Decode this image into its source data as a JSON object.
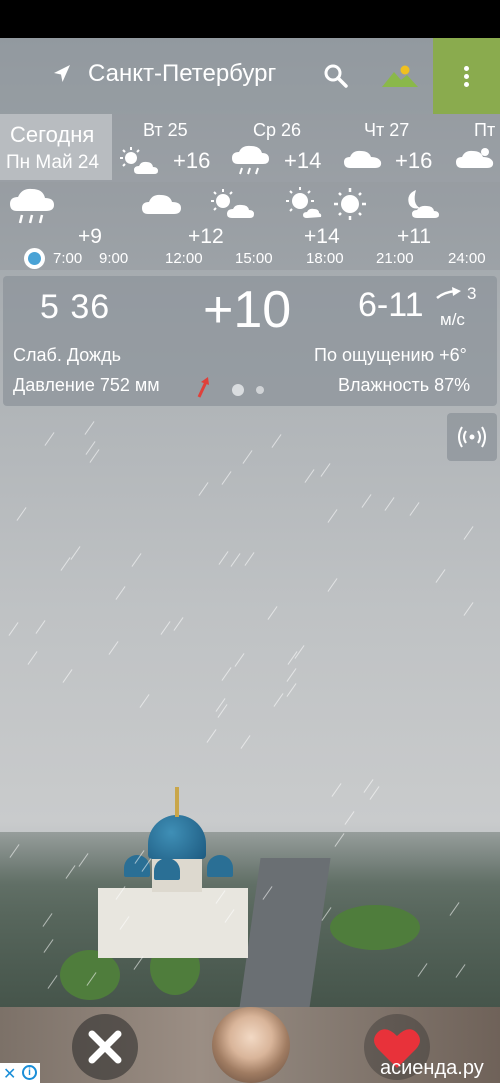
{
  "header": {
    "city": "Санкт-Петербург",
    "icons": [
      "location-arrow-icon",
      "search-icon",
      "landscape-photo-icon",
      "more-vert-icon"
    ],
    "accent_color": "#8aab4e"
  },
  "daily": {
    "today": {
      "label": "Сегодня",
      "date": "Пн Май 24"
    },
    "days": [
      {
        "name": "Вт 25",
        "temp": "+16",
        "icon": "sun-cloud-icon"
      },
      {
        "name": "Ср 26",
        "temp": "+14",
        "icon": "rain-cloud-icon"
      },
      {
        "name": "Чт 27",
        "temp": "+16",
        "icon": "cloud-icon"
      },
      {
        "name": "Пт",
        "temp": "",
        "icon": "cloud-icon"
      }
    ]
  },
  "hourly": {
    "temps": [
      "+9",
      "+12",
      "+14",
      "+11"
    ],
    "times": [
      "7:00",
      "9:00",
      "12:00",
      "15:00",
      "18:00",
      "21:00",
      "24:00"
    ],
    "icons": [
      "rain-cloud-icon",
      "cloud-icon",
      "sun-cloud-icon",
      "sun-small-cloud-icon",
      "sun-icon",
      "moon-cloud-icon"
    ]
  },
  "current": {
    "sunrise": "5 36",
    "temp": "+10",
    "wind_range": "6-11",
    "wind_speed": "3",
    "wind_unit": "м/с",
    "condition": "Слаб. Дождь",
    "feels_like": "По ощущению +6°",
    "pressure": "Давление 752 мм",
    "humidity": "Влажность 87%",
    "page_index": 1,
    "page_count": 2
  },
  "ad": {
    "site": "асиенда.ру"
  }
}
★ ★ ★
-- WHAT YOU HAVE TO DO --
Copy every line of the records above that contains "name".

-- RESULT OF THIS EXERCISE --
        "name": "Вт 25",
        "name": "Ср 26",
        "name": "Чт 27",
        "name": "Пт",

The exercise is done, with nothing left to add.